## [OBJECTIVE]
Work out how many lines of the material below mention the word "watermark"; reply with the number only.

## [Lines of data]

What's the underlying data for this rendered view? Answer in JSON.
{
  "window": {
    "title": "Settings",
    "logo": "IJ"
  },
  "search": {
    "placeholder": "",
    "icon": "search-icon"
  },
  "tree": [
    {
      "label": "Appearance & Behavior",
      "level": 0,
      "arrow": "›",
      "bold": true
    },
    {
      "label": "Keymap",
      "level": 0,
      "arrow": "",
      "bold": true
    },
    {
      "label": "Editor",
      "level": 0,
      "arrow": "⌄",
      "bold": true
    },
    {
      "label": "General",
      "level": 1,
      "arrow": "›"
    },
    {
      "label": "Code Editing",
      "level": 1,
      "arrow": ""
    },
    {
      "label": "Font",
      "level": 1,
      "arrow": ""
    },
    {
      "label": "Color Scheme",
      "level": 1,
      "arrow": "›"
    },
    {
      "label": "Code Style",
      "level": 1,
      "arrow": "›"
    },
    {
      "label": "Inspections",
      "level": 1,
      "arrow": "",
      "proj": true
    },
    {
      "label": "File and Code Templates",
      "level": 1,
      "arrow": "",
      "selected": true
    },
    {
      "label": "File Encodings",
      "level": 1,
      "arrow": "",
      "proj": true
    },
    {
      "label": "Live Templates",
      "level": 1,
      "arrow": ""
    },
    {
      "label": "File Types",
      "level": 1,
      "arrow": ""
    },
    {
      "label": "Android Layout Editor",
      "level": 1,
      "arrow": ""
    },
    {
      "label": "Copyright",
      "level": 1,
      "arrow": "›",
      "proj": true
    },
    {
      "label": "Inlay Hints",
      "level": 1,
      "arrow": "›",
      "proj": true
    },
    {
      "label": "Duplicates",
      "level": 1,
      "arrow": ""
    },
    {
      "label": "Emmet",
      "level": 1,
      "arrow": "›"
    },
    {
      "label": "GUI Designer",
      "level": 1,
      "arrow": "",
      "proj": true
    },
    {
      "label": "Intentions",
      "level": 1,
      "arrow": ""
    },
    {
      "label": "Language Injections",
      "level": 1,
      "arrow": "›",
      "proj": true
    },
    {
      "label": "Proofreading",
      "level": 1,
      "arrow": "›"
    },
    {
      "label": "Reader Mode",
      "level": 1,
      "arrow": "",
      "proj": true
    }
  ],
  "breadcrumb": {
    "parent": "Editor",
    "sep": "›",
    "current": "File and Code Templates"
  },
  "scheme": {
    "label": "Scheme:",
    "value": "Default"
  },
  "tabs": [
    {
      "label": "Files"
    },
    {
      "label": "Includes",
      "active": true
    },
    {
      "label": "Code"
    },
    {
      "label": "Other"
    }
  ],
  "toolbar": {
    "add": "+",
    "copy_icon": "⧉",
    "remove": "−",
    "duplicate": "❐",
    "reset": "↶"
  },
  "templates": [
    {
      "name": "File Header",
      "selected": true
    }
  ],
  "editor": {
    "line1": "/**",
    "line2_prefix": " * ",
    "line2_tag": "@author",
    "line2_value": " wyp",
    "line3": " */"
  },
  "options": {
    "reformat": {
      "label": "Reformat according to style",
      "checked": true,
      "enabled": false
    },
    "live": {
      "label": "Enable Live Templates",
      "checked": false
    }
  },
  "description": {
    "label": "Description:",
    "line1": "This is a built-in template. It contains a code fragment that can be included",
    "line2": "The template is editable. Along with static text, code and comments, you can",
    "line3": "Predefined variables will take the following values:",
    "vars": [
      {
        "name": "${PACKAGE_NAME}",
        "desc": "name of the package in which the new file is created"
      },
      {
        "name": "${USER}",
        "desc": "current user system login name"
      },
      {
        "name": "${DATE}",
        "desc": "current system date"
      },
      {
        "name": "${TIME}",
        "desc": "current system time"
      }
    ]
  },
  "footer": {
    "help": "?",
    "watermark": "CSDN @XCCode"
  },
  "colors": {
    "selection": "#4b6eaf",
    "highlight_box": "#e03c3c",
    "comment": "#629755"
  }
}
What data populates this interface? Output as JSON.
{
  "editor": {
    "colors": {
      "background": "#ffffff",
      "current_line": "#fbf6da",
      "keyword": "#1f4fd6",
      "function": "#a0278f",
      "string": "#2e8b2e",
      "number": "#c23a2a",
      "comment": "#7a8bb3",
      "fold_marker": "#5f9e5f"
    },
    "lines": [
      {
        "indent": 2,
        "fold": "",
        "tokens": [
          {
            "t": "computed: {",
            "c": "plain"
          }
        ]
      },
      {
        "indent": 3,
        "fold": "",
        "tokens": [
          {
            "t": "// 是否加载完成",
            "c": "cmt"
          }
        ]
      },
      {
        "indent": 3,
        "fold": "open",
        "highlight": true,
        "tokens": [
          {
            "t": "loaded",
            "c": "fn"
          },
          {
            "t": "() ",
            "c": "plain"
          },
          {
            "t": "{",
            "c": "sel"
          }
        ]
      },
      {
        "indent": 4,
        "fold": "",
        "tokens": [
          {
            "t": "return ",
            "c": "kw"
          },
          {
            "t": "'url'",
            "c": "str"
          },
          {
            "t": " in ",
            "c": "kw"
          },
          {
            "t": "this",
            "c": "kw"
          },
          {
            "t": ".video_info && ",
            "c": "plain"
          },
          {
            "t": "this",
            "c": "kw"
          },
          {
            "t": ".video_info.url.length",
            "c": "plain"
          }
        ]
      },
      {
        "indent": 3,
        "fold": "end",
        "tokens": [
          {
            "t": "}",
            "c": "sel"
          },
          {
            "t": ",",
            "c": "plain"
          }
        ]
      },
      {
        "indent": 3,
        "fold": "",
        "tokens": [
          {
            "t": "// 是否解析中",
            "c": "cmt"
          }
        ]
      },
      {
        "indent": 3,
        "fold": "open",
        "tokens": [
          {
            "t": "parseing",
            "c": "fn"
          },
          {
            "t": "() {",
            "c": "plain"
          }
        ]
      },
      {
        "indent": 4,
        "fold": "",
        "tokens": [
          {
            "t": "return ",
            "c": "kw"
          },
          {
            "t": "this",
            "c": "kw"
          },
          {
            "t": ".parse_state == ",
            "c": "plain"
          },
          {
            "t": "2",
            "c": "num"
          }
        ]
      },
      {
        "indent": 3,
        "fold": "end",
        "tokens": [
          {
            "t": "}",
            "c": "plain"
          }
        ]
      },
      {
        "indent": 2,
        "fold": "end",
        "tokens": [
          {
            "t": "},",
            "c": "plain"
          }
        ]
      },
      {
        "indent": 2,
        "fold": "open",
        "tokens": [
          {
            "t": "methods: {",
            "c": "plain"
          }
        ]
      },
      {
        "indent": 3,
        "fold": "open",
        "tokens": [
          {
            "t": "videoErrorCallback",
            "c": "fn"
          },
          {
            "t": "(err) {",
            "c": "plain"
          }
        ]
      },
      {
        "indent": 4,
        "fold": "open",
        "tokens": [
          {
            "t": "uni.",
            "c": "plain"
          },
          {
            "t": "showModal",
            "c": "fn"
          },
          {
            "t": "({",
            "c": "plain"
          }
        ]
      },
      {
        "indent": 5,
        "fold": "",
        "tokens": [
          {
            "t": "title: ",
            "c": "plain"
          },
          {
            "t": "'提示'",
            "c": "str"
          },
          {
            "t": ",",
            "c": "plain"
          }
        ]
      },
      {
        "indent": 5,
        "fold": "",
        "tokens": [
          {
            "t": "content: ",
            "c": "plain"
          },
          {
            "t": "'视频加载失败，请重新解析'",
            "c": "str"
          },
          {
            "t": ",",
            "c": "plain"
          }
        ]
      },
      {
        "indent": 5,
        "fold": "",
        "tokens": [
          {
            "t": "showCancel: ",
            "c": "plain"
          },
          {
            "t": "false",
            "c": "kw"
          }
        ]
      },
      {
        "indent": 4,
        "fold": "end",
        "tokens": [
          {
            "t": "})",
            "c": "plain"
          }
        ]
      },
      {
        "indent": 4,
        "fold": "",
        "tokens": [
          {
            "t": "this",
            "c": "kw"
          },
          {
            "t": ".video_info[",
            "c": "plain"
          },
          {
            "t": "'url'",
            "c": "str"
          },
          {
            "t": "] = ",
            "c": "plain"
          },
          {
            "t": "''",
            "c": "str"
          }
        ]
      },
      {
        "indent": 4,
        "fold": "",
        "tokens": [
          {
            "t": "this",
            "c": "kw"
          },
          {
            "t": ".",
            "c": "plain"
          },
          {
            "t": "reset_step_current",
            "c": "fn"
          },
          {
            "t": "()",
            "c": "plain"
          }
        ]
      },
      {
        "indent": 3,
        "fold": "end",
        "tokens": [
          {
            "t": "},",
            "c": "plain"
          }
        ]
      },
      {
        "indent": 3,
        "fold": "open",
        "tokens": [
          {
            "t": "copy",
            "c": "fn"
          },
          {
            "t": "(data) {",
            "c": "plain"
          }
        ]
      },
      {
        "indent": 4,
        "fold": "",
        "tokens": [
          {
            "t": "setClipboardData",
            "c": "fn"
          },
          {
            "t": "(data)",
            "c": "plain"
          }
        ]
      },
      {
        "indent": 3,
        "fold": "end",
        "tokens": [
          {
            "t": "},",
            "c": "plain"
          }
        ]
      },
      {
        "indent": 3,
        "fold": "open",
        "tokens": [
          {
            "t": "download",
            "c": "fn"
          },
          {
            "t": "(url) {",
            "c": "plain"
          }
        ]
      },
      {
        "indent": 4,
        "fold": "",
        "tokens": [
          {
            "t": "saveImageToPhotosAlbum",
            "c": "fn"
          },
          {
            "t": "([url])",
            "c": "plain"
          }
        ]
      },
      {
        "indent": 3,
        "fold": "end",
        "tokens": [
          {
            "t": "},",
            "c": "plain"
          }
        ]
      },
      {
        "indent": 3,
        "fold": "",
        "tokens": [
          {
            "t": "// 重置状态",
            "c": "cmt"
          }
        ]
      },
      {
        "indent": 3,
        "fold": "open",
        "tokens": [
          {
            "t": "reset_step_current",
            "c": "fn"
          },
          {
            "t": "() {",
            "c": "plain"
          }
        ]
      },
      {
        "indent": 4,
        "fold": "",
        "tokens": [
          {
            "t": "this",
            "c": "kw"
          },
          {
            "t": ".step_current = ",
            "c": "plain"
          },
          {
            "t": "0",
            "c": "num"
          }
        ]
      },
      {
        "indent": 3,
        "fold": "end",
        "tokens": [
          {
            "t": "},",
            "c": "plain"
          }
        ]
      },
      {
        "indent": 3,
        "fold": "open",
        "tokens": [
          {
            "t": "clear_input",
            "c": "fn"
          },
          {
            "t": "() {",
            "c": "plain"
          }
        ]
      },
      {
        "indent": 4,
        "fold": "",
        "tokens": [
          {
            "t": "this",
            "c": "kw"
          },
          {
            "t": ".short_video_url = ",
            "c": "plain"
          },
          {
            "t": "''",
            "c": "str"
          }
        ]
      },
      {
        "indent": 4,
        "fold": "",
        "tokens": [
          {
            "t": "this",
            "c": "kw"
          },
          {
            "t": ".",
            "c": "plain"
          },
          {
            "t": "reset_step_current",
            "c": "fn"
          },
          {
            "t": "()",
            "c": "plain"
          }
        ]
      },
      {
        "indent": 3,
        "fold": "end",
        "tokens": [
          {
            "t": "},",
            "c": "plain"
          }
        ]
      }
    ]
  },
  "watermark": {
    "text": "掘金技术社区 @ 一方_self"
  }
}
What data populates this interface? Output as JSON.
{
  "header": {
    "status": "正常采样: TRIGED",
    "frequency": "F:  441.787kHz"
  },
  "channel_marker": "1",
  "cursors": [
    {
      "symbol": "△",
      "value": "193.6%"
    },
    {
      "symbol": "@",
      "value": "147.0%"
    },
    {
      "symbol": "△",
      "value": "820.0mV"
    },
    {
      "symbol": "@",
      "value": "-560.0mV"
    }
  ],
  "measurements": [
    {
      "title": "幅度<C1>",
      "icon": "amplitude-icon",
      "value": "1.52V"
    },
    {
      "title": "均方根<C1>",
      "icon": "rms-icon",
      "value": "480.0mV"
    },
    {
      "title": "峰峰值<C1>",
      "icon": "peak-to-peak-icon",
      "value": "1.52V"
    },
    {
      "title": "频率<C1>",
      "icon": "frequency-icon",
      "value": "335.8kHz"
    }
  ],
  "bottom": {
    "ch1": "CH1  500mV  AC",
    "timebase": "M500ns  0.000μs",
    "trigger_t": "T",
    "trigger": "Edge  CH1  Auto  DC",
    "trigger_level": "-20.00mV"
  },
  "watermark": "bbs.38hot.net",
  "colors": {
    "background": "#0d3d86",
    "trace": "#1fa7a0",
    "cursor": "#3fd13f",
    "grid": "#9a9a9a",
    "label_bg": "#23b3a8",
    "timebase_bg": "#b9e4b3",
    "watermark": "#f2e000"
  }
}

## [OUTPUT OF THE EXERCISE]
4